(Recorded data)
..........

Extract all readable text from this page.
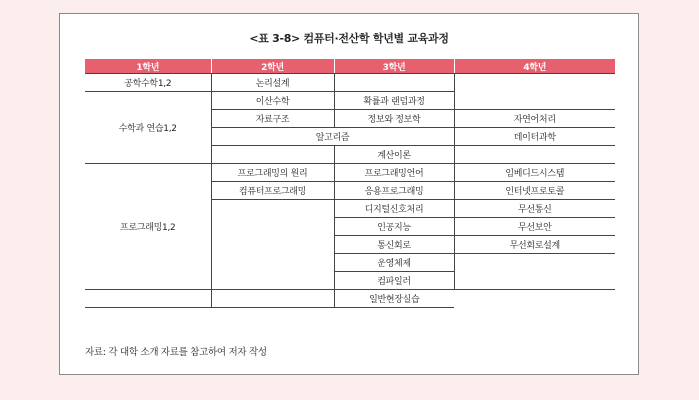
<표 3-8> 컴퓨터·전산학 학년별 교육과정
1학년	2학년	3학년	4학년
공학수학1,2	논리설계		
수학과 연습1,2	이산수학	확률과 랜덤과정	
	자료구조	정보와 정보학	자연어처리
	알고리즘		데이터과학
		계산이론	
프로그래밍1,2	프로그래밍의 원리	프로그래밍언어	임베디드시스템
	컴퓨터프로그래밍	응용프로그래밍	인터넷프로토콜
		디지털신호처리	무선통신
		인공지능	무선보안
		통신회로	무선회로설계
		운영체제	
		컴파일러	
		일반현장실습	
자료: 각 대학 소개 자료를 참고하여 저자 작성
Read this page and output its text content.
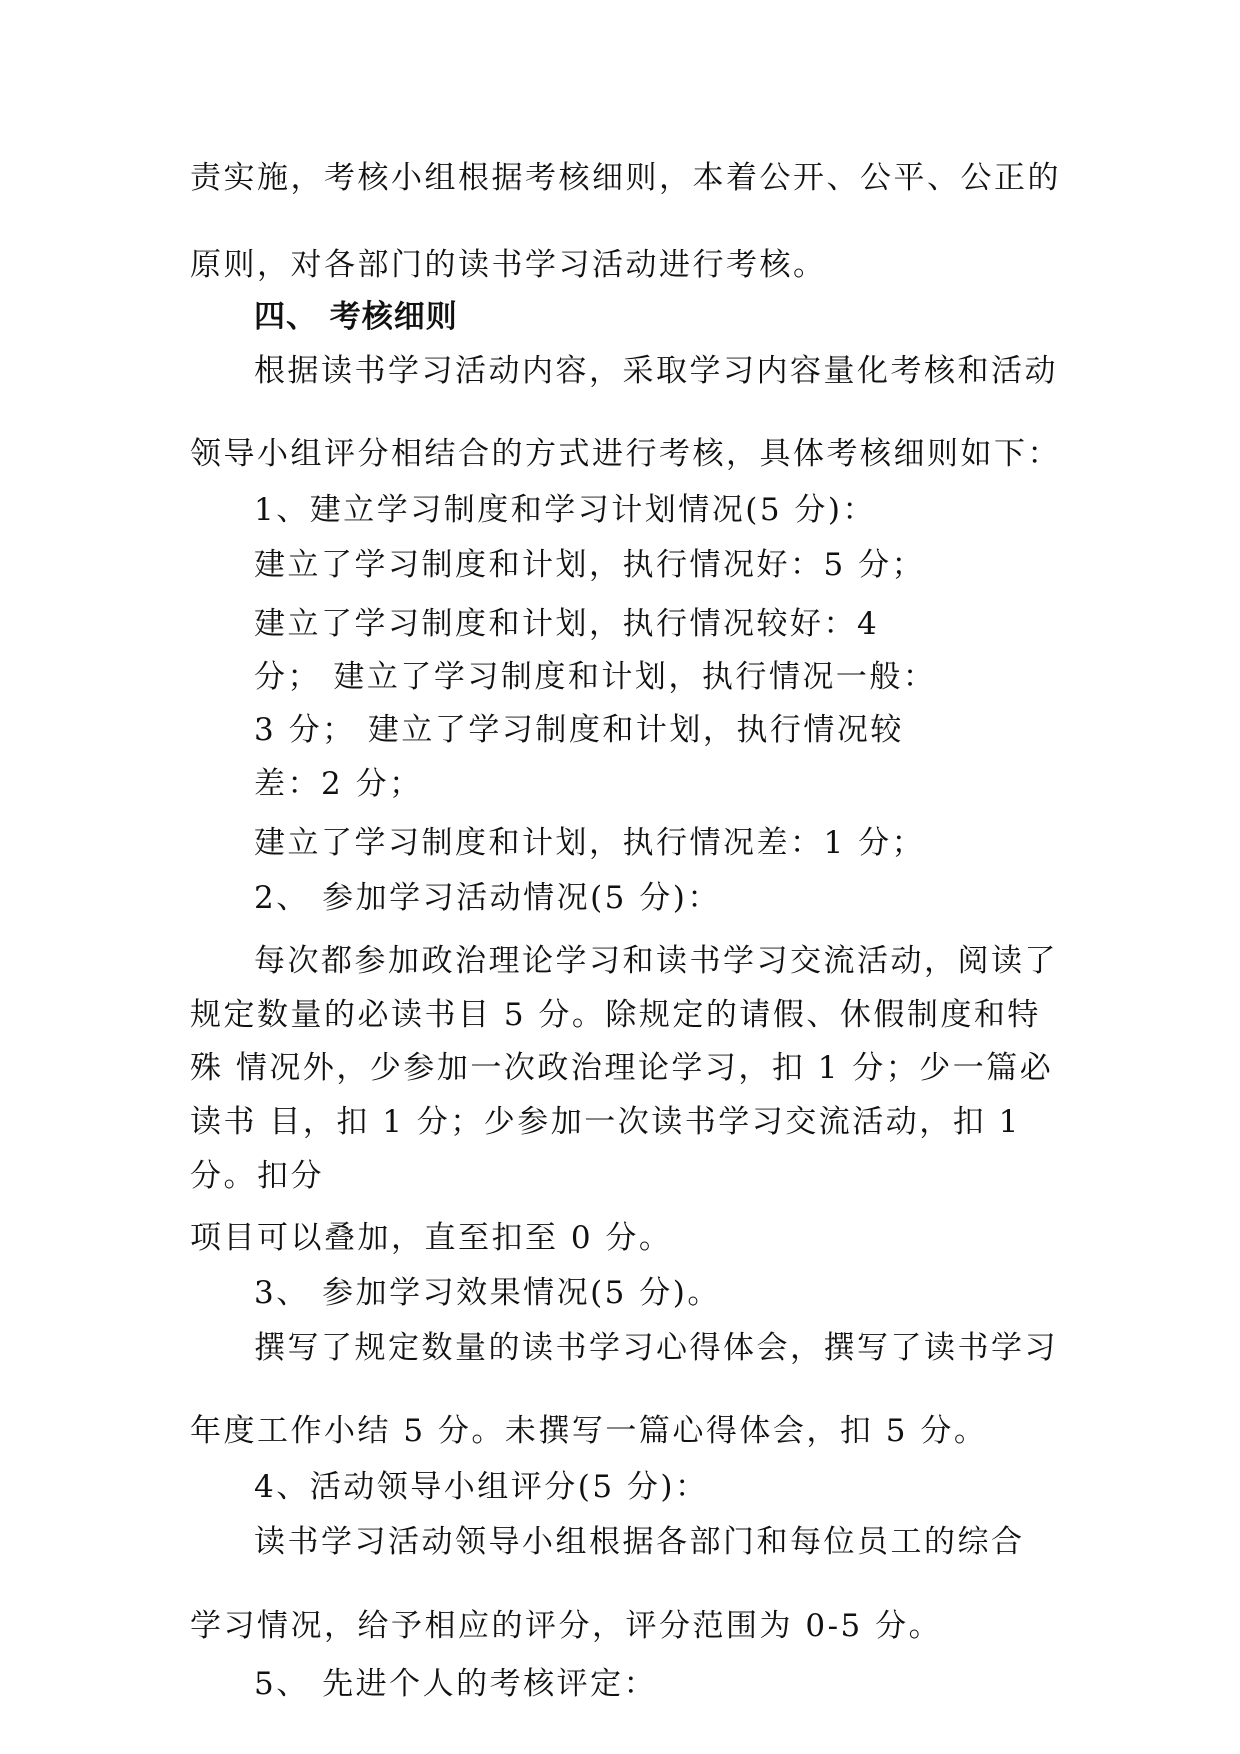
责实施，考核小组根据考核细则，本着公开、公平、公正的
原则，对各部门的读书学习活动进行考核。
四、 考核细则
根据读书学习活动内容，采取学习内容量化考核和活动
领导小组评分相结合的方式进行考核，具体考核细则如下：
1、建立学习制度和学习计划情况(5 分)：
建立了学习制度和计划，执行情况好：5 分；
建立了学习制度和计划，执行情况较好：4
分； 建立了学习制度和计划，执行情况一般：
3 分； 建立了学习制度和计划，执行情况较
差：2 分；
建立了学习制度和计划，执行情况差：1 分；
2、 参加学习活动情况(5 分)：
每次都参加政治理论学习和读书学习交流活动，阅读了
规定数量的必读书目 5 分。除规定的请假、休假制度和特
殊 情况外，少参加一次政治理论学习，扣 1 分；少一篇必
读书 目，扣 1 分；少参加一次读书学习交流活动，扣 1
分。扣分
项目可以叠加，直至扣至 0 分。
3、 参加学习效果情况(5 分)。
撰写了规定数量的读书学习心得体会，撰写了读书学习
年度工作小结 5 分。未撰写一篇心得体会，扣 5 分。
4、活动领导小组评分(5 分)：
读书学习活动领导小组根据各部门和每位员工的综合
学习情况，给予相应的评分，评分范围为 0-5 分。
5、 先进个人的考核评定：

..........

The string "建立了学习制度和计划" may appear in lines of the listing above; tally those lines and give the number only.

_Result of this exercise_
5